====== Data for the task ======
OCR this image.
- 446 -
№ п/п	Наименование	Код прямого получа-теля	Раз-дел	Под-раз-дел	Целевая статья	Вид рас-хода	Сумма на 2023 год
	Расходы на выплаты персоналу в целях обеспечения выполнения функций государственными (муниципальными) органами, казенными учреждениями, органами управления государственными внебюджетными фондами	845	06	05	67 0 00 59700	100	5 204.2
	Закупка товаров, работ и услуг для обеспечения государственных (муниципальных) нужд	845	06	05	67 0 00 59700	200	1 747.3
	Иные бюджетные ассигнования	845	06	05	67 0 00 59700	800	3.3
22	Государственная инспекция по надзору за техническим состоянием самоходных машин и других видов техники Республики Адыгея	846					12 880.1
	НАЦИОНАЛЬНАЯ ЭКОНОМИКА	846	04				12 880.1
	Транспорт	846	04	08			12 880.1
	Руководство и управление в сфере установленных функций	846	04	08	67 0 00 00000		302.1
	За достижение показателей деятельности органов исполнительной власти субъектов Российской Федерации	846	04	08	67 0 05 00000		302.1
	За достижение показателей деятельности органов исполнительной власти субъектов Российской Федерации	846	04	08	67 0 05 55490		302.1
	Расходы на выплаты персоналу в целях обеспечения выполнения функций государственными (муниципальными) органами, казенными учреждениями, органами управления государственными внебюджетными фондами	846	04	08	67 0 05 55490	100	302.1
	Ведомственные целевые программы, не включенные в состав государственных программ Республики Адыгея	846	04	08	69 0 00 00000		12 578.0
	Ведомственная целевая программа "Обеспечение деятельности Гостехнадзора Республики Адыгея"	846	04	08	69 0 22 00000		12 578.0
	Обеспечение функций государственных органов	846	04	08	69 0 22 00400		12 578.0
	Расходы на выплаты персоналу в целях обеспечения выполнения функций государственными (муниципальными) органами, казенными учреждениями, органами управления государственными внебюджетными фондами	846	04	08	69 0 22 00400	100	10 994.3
======
*Exercise*
Count the lines above that contain the word "персоналу". Give only the number.

*Correct response*
3